(Data records)
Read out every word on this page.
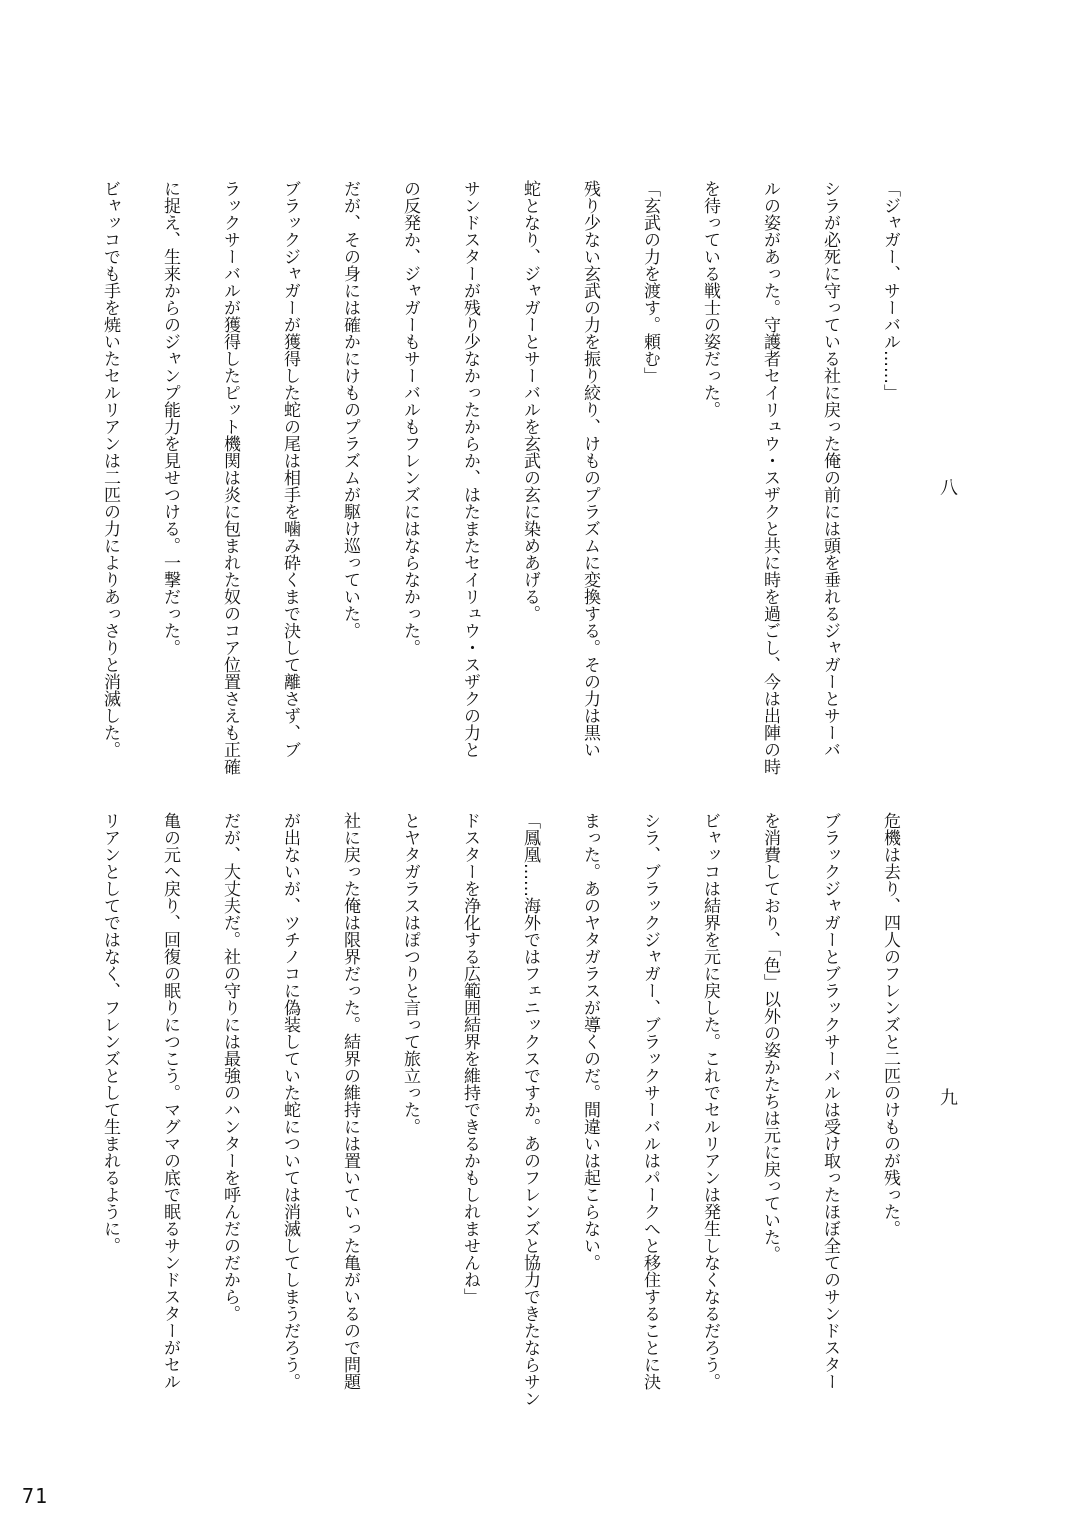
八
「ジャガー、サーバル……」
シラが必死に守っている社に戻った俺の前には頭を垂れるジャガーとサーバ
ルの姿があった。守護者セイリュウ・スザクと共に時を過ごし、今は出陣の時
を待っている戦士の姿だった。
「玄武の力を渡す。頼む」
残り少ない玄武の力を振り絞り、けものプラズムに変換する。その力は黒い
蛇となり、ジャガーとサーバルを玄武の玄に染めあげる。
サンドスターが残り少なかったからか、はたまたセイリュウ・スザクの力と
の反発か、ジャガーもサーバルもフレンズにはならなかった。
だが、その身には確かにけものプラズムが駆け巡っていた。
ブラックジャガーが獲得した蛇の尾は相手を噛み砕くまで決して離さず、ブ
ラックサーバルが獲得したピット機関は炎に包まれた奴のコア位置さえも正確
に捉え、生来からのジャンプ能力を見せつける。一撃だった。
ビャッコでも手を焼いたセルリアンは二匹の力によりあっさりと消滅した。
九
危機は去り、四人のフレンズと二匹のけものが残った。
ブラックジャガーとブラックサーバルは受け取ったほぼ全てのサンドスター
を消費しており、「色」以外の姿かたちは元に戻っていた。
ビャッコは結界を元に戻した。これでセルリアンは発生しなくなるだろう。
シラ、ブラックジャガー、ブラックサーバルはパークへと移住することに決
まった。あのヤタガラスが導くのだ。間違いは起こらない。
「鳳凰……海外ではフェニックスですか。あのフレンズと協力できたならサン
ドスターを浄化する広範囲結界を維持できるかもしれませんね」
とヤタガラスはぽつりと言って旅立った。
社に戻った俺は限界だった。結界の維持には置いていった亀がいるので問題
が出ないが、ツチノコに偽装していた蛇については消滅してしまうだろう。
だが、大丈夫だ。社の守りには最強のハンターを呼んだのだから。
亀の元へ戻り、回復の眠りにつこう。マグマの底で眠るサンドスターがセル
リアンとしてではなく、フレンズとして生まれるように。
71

--

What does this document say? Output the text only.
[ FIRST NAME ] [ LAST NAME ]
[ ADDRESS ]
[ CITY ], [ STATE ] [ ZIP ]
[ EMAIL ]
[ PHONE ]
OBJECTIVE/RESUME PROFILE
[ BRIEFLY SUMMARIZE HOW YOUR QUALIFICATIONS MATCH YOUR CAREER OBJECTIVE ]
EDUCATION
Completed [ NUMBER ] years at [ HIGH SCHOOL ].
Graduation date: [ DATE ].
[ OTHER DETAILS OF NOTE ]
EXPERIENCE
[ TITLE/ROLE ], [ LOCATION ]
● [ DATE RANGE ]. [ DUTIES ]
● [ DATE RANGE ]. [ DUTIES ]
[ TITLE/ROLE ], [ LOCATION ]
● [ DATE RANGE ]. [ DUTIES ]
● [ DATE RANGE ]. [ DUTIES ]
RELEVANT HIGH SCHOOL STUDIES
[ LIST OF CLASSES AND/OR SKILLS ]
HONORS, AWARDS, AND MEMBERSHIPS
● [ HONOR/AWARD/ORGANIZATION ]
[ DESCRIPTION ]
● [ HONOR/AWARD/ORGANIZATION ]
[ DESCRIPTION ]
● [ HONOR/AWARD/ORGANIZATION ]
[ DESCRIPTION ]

--

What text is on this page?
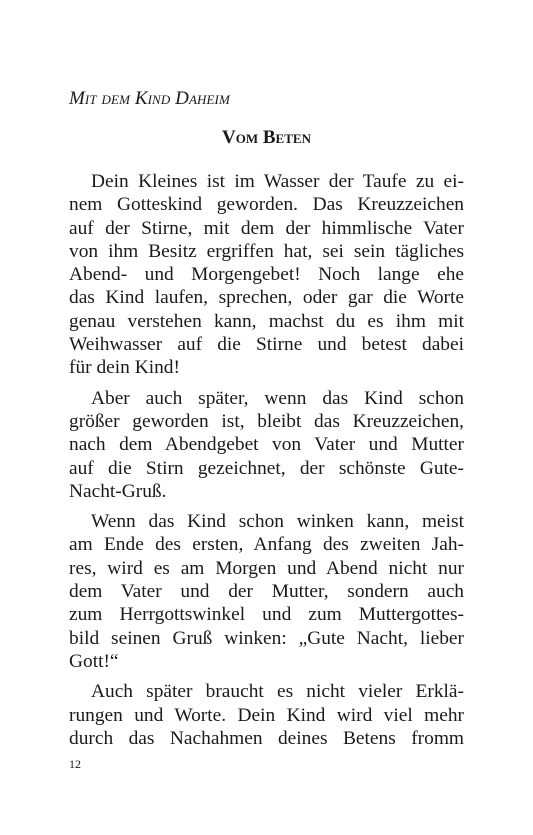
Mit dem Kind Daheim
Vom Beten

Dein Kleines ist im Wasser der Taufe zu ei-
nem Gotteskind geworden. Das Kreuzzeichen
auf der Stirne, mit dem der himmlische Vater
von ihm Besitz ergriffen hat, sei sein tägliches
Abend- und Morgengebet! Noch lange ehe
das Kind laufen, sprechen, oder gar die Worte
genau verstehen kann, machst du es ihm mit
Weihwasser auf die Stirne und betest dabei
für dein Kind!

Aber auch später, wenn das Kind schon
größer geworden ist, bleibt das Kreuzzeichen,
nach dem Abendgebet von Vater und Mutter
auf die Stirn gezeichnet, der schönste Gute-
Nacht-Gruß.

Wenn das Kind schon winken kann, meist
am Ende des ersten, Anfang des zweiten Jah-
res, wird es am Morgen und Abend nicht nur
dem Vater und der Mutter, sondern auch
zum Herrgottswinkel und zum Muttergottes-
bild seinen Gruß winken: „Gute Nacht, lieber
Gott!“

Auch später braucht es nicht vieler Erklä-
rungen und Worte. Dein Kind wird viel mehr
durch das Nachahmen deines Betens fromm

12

§ **Task to carry out**: Find and copy every line in the entries above where the string "Stirne" occurs.

§ **Task answer**:
auf der Stirne, mit dem der himmlische Vater
Weihwasser auf die Stirne und betest dabei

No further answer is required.